[Start of Input data]
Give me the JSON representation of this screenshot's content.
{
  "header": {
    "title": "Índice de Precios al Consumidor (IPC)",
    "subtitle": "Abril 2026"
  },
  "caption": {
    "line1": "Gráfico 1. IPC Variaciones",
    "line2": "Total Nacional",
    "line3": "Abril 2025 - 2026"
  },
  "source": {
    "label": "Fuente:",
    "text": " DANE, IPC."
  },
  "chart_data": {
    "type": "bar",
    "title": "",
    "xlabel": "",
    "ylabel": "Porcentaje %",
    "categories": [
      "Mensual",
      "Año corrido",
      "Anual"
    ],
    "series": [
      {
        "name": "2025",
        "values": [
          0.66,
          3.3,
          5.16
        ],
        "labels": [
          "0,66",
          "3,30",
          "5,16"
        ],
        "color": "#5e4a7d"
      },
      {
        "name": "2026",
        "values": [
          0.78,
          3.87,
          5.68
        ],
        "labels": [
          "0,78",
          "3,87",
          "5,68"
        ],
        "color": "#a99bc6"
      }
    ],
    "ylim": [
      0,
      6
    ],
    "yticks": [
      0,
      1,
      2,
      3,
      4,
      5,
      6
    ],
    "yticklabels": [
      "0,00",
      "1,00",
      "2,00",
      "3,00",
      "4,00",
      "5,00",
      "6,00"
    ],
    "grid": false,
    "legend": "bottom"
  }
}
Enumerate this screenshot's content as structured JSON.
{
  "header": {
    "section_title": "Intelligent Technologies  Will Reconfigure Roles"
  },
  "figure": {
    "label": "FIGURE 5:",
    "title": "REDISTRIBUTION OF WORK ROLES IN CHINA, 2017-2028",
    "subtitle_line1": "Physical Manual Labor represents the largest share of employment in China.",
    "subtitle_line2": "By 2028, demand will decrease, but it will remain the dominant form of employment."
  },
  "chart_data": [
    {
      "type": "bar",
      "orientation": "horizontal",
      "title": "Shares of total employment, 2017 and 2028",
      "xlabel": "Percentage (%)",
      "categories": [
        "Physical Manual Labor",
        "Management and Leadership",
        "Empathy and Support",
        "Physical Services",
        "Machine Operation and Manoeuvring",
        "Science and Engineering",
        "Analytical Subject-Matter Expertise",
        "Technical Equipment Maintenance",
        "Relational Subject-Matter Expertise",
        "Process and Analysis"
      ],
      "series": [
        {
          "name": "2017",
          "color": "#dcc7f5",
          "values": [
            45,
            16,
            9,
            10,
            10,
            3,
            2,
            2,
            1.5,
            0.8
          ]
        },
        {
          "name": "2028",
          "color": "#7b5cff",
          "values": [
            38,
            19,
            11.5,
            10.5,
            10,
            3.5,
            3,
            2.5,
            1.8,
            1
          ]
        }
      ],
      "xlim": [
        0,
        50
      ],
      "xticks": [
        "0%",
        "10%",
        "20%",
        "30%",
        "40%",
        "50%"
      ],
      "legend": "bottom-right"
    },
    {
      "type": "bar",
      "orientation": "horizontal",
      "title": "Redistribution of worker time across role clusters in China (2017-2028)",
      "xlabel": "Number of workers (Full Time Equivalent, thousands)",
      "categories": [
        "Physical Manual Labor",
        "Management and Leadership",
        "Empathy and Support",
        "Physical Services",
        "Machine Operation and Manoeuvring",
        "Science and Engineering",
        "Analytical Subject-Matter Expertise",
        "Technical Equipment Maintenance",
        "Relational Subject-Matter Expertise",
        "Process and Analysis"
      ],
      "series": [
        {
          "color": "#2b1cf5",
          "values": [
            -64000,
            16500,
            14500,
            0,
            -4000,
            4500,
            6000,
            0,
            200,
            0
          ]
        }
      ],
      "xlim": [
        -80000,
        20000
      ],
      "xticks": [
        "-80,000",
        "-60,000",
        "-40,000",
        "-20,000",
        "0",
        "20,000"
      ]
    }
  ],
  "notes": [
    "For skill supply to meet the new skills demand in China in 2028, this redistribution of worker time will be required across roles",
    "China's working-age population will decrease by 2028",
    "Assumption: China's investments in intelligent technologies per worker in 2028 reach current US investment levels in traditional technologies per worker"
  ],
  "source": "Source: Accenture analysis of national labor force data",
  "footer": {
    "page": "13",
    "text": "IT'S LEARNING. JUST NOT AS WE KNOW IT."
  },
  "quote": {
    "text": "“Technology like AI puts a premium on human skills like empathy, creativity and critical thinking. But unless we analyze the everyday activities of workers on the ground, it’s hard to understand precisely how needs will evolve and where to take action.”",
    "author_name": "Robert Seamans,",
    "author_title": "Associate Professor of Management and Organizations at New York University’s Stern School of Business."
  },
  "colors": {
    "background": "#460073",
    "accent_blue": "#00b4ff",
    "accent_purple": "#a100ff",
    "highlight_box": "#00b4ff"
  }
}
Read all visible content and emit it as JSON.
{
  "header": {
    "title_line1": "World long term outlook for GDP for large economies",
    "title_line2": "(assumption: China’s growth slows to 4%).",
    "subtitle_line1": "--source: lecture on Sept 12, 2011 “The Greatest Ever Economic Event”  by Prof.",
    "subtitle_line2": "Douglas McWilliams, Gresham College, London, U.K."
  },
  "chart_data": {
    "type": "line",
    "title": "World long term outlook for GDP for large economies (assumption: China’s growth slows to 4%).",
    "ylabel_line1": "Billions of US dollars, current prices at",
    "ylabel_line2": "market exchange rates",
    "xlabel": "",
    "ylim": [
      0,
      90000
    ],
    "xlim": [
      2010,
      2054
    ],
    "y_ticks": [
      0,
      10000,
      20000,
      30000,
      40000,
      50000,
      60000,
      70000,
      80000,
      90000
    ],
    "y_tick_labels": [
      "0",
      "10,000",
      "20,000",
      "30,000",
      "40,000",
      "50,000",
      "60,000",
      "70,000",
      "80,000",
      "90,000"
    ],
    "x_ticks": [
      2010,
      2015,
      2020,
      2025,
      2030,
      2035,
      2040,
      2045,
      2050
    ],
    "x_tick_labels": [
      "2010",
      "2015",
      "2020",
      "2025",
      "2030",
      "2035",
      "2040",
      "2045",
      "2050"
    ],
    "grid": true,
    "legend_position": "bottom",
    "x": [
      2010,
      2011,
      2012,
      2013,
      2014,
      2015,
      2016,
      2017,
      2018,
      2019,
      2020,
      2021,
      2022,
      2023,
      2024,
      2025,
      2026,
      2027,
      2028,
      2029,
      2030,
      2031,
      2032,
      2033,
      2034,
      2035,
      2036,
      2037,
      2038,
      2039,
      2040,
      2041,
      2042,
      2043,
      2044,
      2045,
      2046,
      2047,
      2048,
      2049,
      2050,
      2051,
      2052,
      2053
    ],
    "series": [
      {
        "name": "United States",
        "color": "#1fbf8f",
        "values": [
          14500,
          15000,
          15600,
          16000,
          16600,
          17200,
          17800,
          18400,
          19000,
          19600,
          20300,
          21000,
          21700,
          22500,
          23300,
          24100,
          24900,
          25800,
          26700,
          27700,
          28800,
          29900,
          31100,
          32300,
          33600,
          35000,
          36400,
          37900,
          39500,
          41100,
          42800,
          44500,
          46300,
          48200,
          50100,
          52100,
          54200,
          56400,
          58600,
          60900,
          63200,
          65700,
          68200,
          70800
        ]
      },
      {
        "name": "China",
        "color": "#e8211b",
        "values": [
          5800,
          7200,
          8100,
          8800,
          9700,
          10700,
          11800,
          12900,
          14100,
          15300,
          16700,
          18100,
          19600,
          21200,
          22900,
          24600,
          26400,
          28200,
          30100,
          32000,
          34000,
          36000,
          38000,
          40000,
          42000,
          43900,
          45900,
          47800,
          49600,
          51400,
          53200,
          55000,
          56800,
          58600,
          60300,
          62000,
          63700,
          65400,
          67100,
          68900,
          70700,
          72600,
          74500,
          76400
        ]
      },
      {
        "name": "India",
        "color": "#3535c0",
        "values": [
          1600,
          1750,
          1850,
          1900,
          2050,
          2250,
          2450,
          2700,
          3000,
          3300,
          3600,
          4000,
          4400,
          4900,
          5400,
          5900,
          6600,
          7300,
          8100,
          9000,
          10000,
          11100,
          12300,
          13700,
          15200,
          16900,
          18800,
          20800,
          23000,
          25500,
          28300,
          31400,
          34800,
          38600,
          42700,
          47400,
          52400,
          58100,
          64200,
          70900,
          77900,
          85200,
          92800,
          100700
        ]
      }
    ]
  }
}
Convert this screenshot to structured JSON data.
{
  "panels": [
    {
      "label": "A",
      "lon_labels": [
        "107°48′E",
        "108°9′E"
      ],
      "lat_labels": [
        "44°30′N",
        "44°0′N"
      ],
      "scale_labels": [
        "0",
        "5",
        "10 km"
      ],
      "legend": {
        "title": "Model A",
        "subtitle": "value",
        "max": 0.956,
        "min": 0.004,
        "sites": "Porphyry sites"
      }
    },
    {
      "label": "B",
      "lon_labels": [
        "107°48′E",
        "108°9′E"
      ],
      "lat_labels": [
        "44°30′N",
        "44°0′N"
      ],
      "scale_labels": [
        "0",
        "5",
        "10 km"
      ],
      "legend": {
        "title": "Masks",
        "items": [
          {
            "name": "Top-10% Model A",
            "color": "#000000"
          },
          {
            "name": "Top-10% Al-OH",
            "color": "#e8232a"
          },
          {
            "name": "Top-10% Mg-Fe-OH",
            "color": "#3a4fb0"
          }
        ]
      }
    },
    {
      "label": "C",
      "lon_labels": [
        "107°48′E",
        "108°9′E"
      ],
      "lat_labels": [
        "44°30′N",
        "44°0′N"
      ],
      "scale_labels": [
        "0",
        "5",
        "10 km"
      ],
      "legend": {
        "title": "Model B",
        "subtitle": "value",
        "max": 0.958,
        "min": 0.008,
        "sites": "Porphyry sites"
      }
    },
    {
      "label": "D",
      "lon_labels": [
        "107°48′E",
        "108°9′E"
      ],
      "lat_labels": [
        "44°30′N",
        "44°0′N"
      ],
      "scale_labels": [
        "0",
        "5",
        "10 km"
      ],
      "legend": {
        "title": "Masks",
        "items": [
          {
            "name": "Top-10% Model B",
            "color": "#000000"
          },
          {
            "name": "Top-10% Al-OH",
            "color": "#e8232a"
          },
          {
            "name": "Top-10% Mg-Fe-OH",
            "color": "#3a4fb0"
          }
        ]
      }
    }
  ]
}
[End of Input data]
**Problem:** Return each line that includes "screenshot".

**Response below:**
Give me the JSON representation of this screenshot's content.
Enumerate this screenshot's content as structured JSON.
Convert this screenshot to structured JSON data.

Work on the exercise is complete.